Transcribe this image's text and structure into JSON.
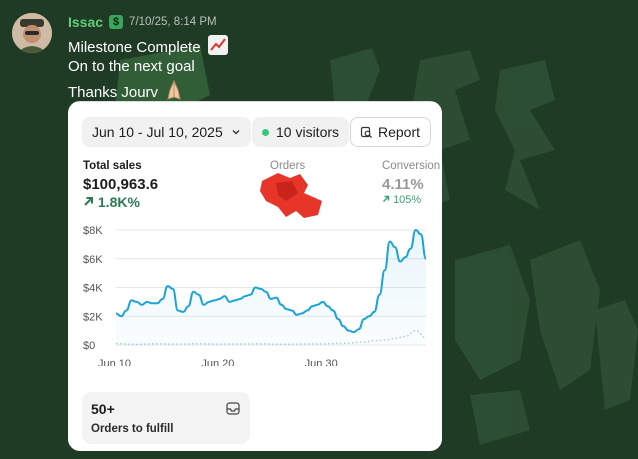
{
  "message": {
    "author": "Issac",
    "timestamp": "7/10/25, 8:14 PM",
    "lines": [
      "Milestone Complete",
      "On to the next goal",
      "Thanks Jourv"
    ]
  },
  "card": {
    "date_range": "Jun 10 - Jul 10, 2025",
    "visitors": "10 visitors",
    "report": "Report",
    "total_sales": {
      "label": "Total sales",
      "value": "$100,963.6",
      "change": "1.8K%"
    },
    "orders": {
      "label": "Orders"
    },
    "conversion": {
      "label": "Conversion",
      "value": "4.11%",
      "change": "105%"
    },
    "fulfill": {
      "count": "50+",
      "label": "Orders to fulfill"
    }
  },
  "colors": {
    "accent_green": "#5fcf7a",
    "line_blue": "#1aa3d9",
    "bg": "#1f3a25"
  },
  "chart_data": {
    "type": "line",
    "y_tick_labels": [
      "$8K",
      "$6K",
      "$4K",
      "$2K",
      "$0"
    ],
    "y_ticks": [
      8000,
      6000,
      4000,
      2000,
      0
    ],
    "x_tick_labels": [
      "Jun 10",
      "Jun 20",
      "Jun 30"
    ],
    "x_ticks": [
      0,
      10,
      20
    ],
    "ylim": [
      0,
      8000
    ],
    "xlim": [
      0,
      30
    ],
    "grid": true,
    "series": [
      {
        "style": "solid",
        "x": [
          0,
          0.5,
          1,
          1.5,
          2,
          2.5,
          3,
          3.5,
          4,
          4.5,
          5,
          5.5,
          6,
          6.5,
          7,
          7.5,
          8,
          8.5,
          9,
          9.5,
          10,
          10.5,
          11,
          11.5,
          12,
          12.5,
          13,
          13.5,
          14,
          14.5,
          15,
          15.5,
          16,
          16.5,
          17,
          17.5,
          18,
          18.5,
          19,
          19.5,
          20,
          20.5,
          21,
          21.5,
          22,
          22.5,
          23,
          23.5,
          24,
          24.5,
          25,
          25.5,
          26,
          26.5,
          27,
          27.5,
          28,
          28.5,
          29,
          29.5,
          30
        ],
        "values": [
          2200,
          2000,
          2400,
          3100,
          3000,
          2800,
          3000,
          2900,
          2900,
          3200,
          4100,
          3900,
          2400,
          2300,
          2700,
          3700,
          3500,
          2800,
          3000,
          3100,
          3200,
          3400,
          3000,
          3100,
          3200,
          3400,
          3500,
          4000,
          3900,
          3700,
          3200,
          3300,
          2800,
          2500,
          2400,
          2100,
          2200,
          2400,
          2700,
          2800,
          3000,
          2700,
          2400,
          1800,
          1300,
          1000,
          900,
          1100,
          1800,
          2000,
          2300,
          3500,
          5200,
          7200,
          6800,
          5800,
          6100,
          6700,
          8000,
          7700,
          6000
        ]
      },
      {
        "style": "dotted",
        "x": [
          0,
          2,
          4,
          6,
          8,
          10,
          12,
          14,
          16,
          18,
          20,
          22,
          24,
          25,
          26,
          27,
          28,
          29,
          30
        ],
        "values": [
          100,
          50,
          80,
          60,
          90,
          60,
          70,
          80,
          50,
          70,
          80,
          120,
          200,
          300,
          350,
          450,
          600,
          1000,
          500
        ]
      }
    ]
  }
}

********

Task to complete
Pictures are excluded; output everything else in the data verbatim.

Result
Transcribe this image's text and structure into JSON.
{
  "message": {
    "author": "Issac",
    "timestamp": "7/10/25, 8:14 PM",
    "lines": [
      "Milestone Complete",
      "On to the next goal",
      "Thanks Jourv"
    ]
  },
  "card": {
    "date_range": "Jun 10 - Jul 10, 2025",
    "visitors": "10 visitors",
    "report": "Report",
    "total_sales": {
      "label": "Total sales",
      "value": "$100,963.6",
      "change": "1.8K%"
    },
    "orders": {
      "label": "Orders"
    },
    "conversion": {
      "label": "Conversion",
      "value": "4.11%",
      "change": "105%"
    },
    "fulfill": {
      "count": "50+",
      "label": "Orders to fulfill"
    }
  },
  "colors": {
    "accent_green": "#5fcf7a",
    "line_blue": "#1aa3d9",
    "bg": "#1f3a25"
  },
  "chart_data": {
    "type": "line",
    "y_tick_labels": [
      "$8K",
      "$6K",
      "$4K",
      "$2K",
      "$0"
    ],
    "y_ticks": [
      8000,
      6000,
      4000,
      2000,
      0
    ],
    "x_tick_labels": [
      "Jun 10",
      "Jun 20",
      "Jun 30"
    ],
    "x_ticks": [
      0,
      10,
      20
    ],
    "ylim": [
      0,
      8000
    ],
    "xlim": [
      0,
      30
    ],
    "grid": true,
    "series": [
      {
        "style": "solid",
        "x": [
          0,
          0.5,
          1,
          1.5,
          2,
          2.5,
          3,
          3.5,
          4,
          4.5,
          5,
          5.5,
          6,
          6.5,
          7,
          7.5,
          8,
          8.5,
          9,
          9.5,
          10,
          10.5,
          11,
          11.5,
          12,
          12.5,
          13,
          13.5,
          14,
          14.5,
          15,
          15.5,
          16,
          16.5,
          17,
          17.5,
          18,
          18.5,
          19,
          19.5,
          20,
          20.5,
          21,
          21.5,
          22,
          22.5,
          23,
          23.5,
          24,
          24.5,
          25,
          25.5,
          26,
          26.5,
          27,
          27.5,
          28,
          28.5,
          29,
          29.5,
          30
        ],
        "values": [
          2200,
          2000,
          2400,
          3100,
          3000,
          2800,
          3000,
          2900,
          2900,
          3200,
          4100,
          3900,
          2400,
          2300,
          2700,
          3700,
          3500,
          2800,
          3000,
          3100,
          3200,
          3400,
          3000,
          3100,
          3200,
          3400,
          3500,
          4000,
          3900,
          3700,
          3200,
          3300,
          2800,
          2500,
          2400,
          2100,
          2200,
          2400,
          2700,
          2800,
          3000,
          2700,
          2400,
          1800,
          1300,
          1000,
          900,
          1100,
          1800,
          2000,
          2300,
          3500,
          5200,
          7200,
          6800,
          5800,
          6100,
          6700,
          8000,
          7700,
          6000
        ]
      },
      {
        "style": "dotted",
        "x": [
          0,
          2,
          4,
          6,
          8,
          10,
          12,
          14,
          16,
          18,
          20,
          22,
          24,
          25,
          26,
          27,
          28,
          29,
          30
        ],
        "values": [
          100,
          50,
          80,
          60,
          90,
          60,
          70,
          80,
          50,
          70,
          80,
          120,
          200,
          300,
          350,
          450,
          600,
          1000,
          500
        ]
      }
    ]
  }
}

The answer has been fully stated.